### DATA PROVIDED
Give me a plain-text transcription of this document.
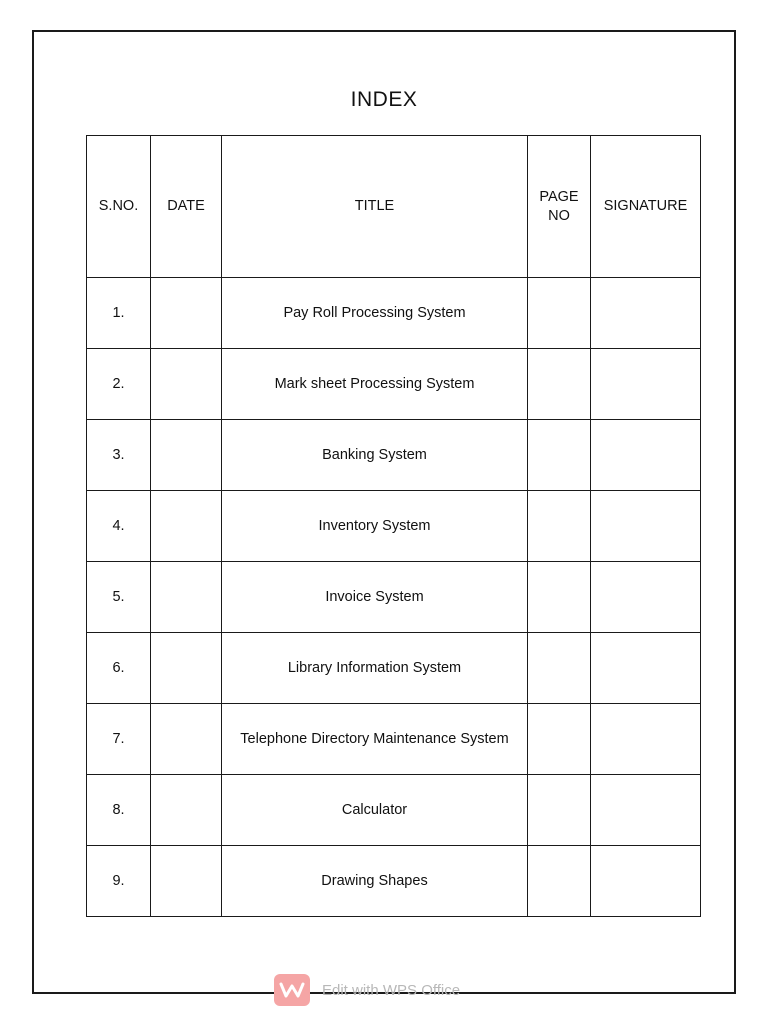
INDEX
S.NO.	DATE	TITLE	PAGE NO	SIGNATURE
1.		Pay Roll Processing System		
2.		Mark sheet Processing System		
3.		Banking System		
4.		Inventory System		
5.		Invoice System		
6.		Library Information System		
7.		Telephone Directory Maintenance System		
8.		Calculator		
9.		Drawing Shapes		
Edit with WPS Office
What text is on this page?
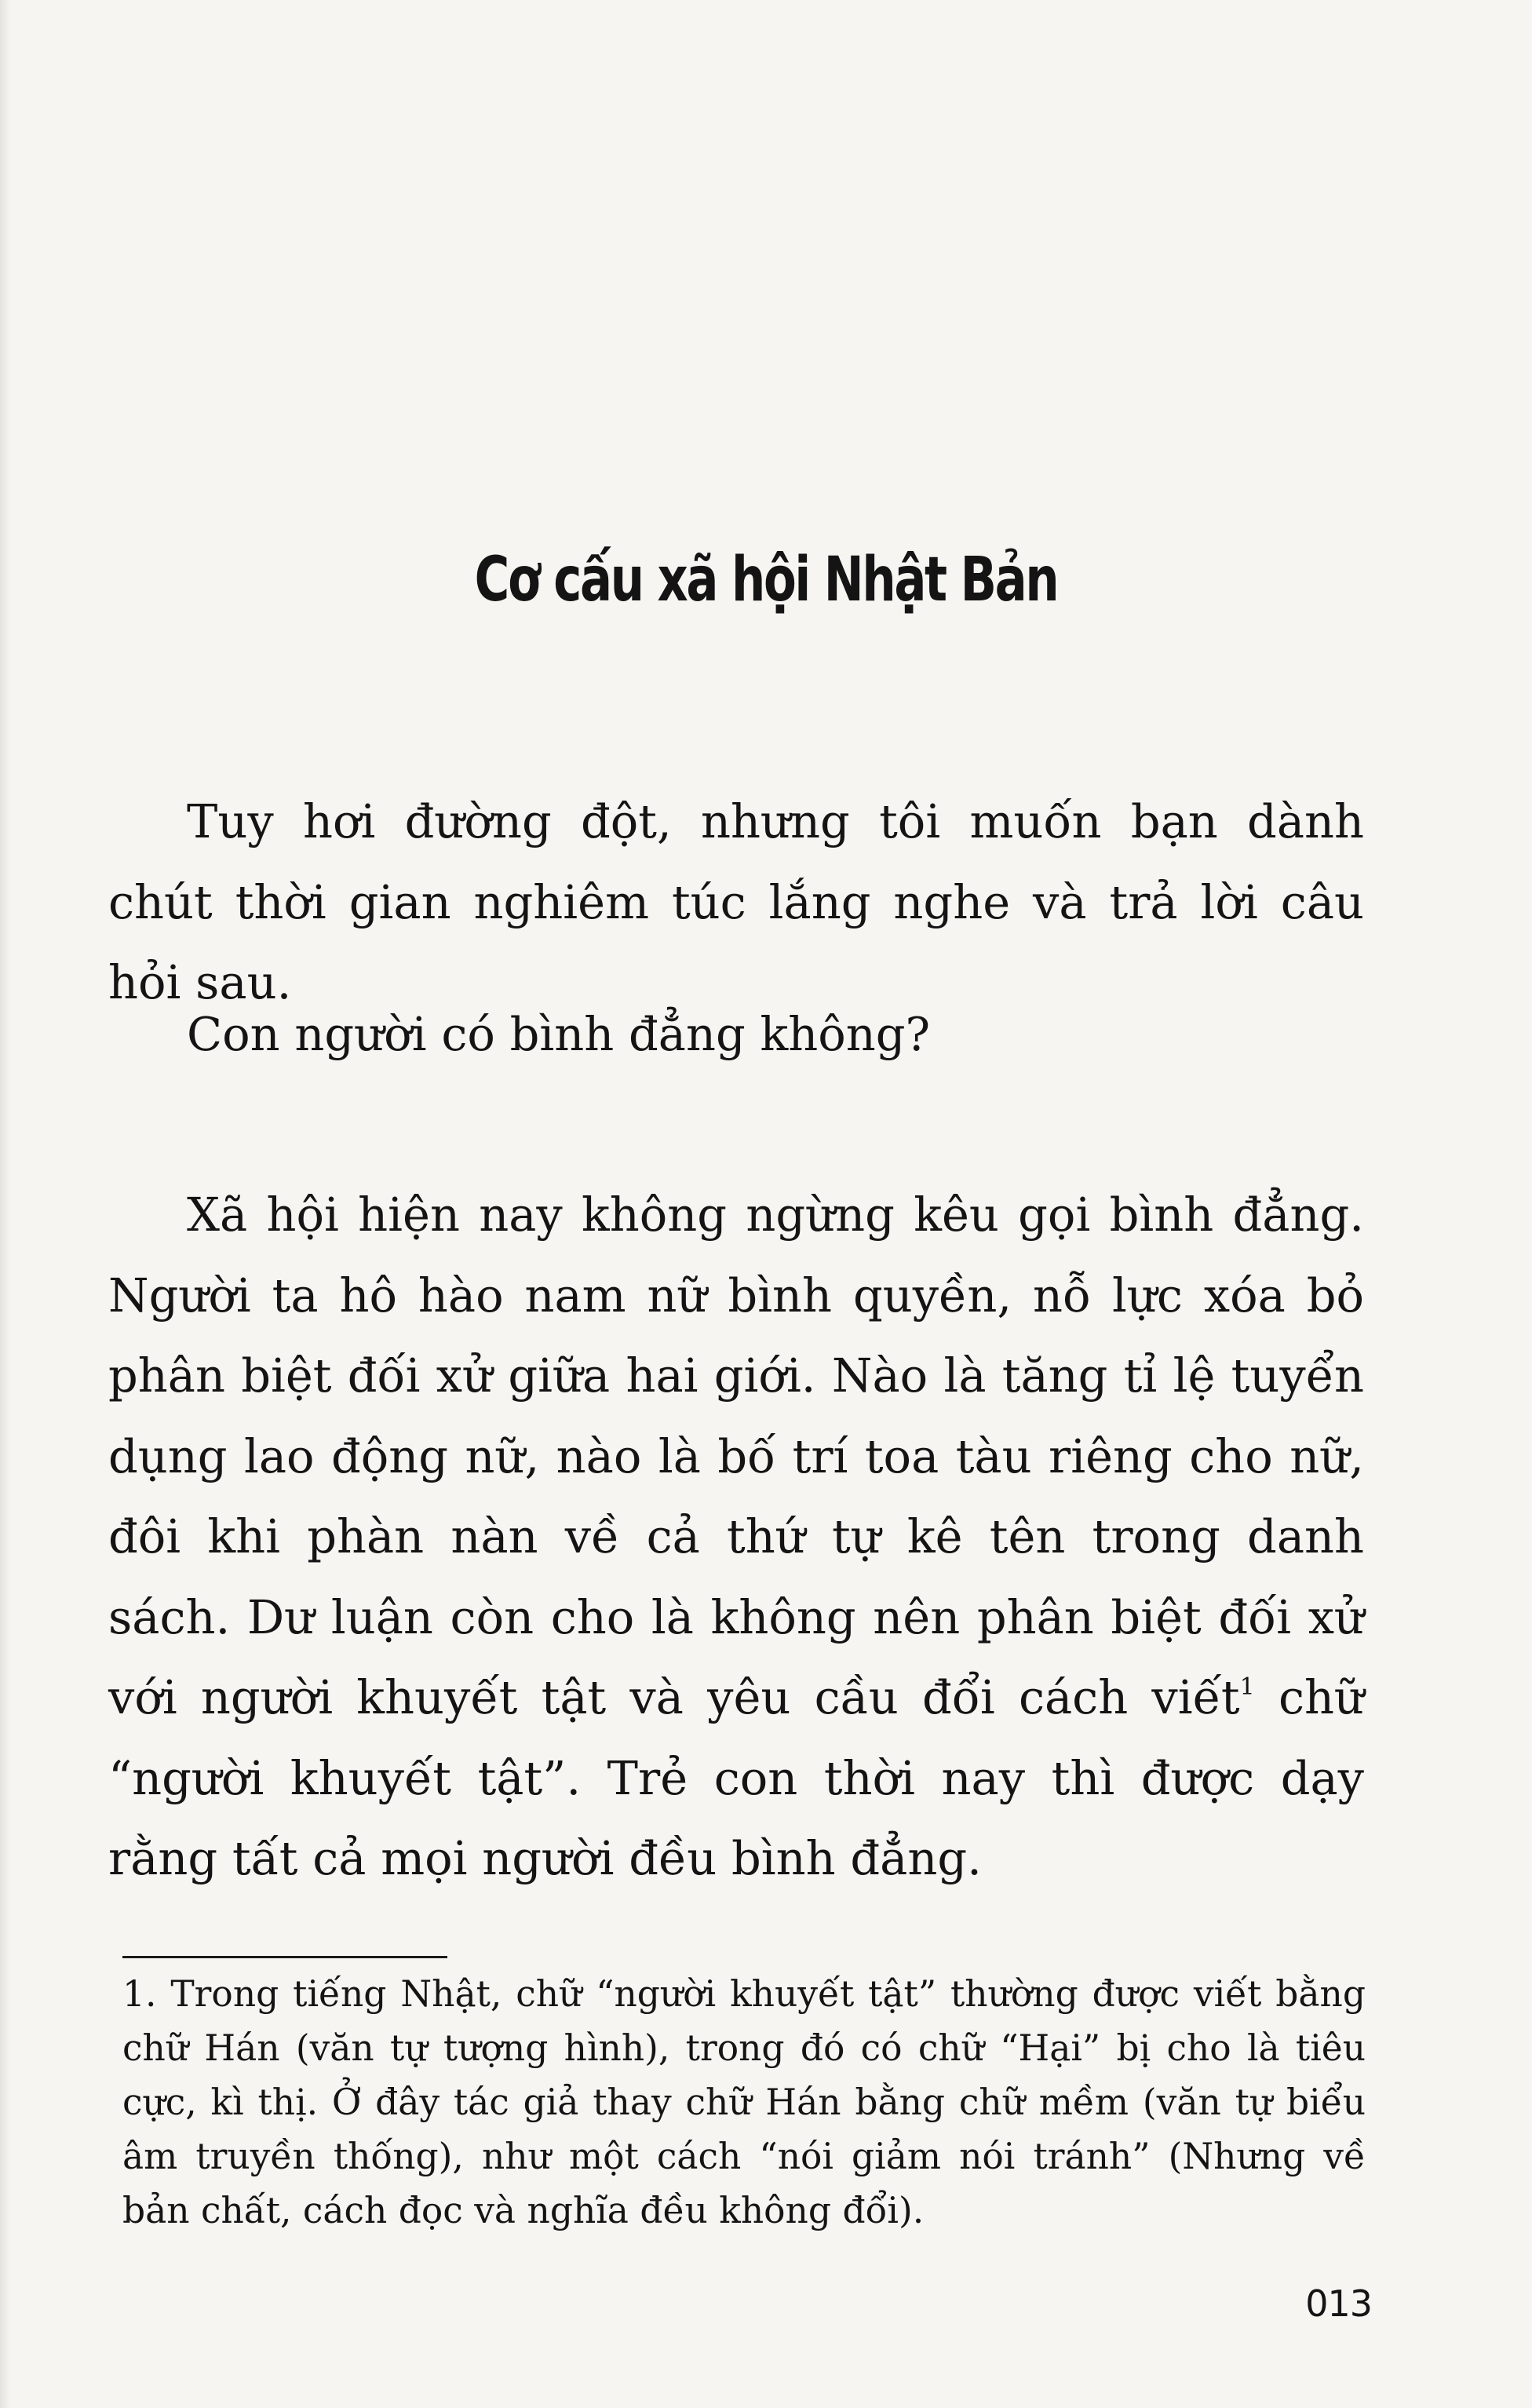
Cơ cấu xã hội Nhật Bản

Tuy hơi đường đột, nhưng tôi muốn bạn dành chút thời gian nghiêm túc lắng nghe và trả lời câu hỏi sau.

Con người có bình đẳng không?

Xã hội hiện nay không ngừng kêu gọi bình đẳng. Người ta hô hào nam nữ bình quyền, nỗ lực xóa bỏ phân biệt đối xử giữa hai giới. Nào là tăng tỉ lệ tuyển dụng lao động nữ, nào là bố trí toa tàu riêng cho nữ, đôi khi phàn nàn về cả thứ tự kê tên trong danh sách. Dư luận còn cho là không nên phân biệt đối xử với người khuyết tật và yêu cầu đổi cách viết$^1$ chữ “người khuyết tật”. Trẻ con thời nay thì được dạy rằng tất cả mọi người đều bình đẳng.

1. Trong tiếng Nhật, chữ “người khuyết tật” thường được viết bằng chữ Hán (văn tự tượng hình), trong đó có chữ “Hại” bị cho là tiêu cực, kì thị. Ở đây tác giả thay chữ Hán bằng chữ mềm (văn tự biểu âm truyền thống), như một cách “nói giảm nói tránh” (Nhưng về bản chất, cách đọc và nghĩa đều không đổi).

013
######
▶ _WHAT IS NEEDED_
Your task is to set down the records shown above exactly, minus any pictures.

▶ _TASK ANSWER_
Give me a plain-text transcription of this document.
INDEX
S.NO.	DATE	TITLE	PAGE NO	SIGNATURE
1.		Pay Roll Processing System		
2.		Mark sheet Processing System		
3.		Banking System		
4.		Inventory System		
5.		Invoice System		
6.		Library Information System		
7.		Telephone Directory Maintenance System		
8.		Calculator		
9.		Drawing Shapes		
Edit with WPS Office
What text is on this page?
Cơ cấu xã hội Nhật Bản

Tuy hơi đường đột, nhưng tôi muốn bạn dành chút thời gian nghiêm túc lắng nghe và trả lời câu hỏi sau.

Con người có bình đẳng không?

Xã hội hiện nay không ngừng kêu gọi bình đẳng. Người ta hô hào nam nữ bình quyền, nỗ lực xóa bỏ phân biệt đối xử giữa hai giới. Nào là tăng tỉ lệ tuyển dụng lao động nữ, nào là bố trí toa tàu riêng cho nữ, đôi khi phàn nàn về cả thứ tự kê tên trong danh sách. Dư luận còn cho là không nên phân biệt đối xử với người khuyết tật và yêu cầu đổi cách viết$^1$ chữ “người khuyết tật”. Trẻ con thời nay thì được dạy rằng tất cả mọi người đều bình đẳng.

1. Trong tiếng Nhật, chữ “người khuyết tật” thường được viết bằng chữ Hán (văn tự tượng hình), trong đó có chữ “Hại” bị cho là tiêu cực, kì thị. Ở đây tác giả thay chữ Hán bằng chữ mềm (văn tự biểu âm truyền thống), như một cách “nói giảm nói tránh” (Nhưng về bản chất, cách đọc và nghĩa đều không đổi).

013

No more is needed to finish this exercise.